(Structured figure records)
--

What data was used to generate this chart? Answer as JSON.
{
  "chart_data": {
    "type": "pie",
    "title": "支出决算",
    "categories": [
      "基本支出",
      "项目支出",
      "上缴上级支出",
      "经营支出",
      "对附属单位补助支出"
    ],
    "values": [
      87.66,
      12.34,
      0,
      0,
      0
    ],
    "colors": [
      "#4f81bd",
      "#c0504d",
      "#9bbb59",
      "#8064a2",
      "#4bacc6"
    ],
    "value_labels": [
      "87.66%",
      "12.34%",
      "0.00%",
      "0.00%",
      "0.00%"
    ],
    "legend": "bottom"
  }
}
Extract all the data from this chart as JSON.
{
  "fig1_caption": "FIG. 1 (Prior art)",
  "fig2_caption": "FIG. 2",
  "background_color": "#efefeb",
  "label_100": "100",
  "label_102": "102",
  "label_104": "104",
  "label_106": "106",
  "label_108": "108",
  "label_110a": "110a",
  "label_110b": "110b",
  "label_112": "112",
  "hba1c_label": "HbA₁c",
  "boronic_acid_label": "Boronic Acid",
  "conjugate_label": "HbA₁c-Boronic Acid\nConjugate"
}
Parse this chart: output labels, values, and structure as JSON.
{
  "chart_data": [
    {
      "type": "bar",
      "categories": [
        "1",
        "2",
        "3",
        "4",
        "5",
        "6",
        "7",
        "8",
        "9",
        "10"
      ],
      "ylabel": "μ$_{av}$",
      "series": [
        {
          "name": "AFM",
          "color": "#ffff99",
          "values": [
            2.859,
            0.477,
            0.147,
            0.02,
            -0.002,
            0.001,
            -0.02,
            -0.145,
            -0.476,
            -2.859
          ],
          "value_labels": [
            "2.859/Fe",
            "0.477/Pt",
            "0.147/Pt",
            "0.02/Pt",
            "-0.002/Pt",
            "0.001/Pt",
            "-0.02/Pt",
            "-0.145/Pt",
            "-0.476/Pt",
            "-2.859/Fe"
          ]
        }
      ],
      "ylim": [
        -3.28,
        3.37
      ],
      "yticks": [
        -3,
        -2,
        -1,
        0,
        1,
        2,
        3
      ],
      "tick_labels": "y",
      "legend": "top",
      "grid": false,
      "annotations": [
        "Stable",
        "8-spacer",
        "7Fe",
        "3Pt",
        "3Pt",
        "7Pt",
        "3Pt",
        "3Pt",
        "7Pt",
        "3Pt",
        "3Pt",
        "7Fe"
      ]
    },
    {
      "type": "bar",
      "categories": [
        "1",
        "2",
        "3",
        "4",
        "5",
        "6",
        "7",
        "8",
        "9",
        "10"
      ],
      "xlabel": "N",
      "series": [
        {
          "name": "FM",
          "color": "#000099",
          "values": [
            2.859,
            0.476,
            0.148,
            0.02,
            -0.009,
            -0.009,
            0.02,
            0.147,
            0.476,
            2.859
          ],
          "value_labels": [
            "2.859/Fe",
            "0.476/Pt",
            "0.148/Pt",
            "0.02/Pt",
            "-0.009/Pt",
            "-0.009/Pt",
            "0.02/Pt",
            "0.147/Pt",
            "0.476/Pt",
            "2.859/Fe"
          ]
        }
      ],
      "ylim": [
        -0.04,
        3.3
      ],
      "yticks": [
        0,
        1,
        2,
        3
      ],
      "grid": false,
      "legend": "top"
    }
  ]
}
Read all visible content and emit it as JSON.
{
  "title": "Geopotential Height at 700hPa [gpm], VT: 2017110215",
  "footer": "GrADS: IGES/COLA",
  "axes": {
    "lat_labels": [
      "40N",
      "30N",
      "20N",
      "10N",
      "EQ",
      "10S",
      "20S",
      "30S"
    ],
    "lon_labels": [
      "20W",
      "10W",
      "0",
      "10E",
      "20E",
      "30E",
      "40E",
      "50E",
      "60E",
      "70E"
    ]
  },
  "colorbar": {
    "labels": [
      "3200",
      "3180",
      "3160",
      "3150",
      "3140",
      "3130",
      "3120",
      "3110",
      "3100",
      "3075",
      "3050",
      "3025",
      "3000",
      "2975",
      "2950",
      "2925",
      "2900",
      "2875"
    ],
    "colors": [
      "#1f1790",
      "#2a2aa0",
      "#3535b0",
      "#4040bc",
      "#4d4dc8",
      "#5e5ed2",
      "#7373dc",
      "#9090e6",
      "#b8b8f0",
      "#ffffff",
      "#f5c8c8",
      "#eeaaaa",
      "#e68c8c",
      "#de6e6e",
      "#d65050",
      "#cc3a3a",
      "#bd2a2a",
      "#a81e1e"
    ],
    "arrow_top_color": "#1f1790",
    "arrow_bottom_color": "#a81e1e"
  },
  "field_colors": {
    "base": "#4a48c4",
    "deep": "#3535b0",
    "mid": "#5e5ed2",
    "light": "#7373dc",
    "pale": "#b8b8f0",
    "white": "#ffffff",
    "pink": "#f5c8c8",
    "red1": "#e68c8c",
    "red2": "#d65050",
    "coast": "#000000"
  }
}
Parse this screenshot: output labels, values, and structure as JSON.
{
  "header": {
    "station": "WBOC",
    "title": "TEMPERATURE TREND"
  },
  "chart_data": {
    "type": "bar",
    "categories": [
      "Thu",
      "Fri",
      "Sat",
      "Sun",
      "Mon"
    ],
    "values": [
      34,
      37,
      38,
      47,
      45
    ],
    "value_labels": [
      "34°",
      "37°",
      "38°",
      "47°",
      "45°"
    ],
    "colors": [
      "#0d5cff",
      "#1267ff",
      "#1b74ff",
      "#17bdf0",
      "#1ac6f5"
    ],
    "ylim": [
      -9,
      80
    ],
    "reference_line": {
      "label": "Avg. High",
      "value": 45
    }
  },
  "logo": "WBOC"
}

--

TASK STATEMENT:
In the lines above, find each one with "legend" and list it.

RESPONSE TO THE TASK:
    "legend": "bottom"
      "legend": "top",
      "legend": "top"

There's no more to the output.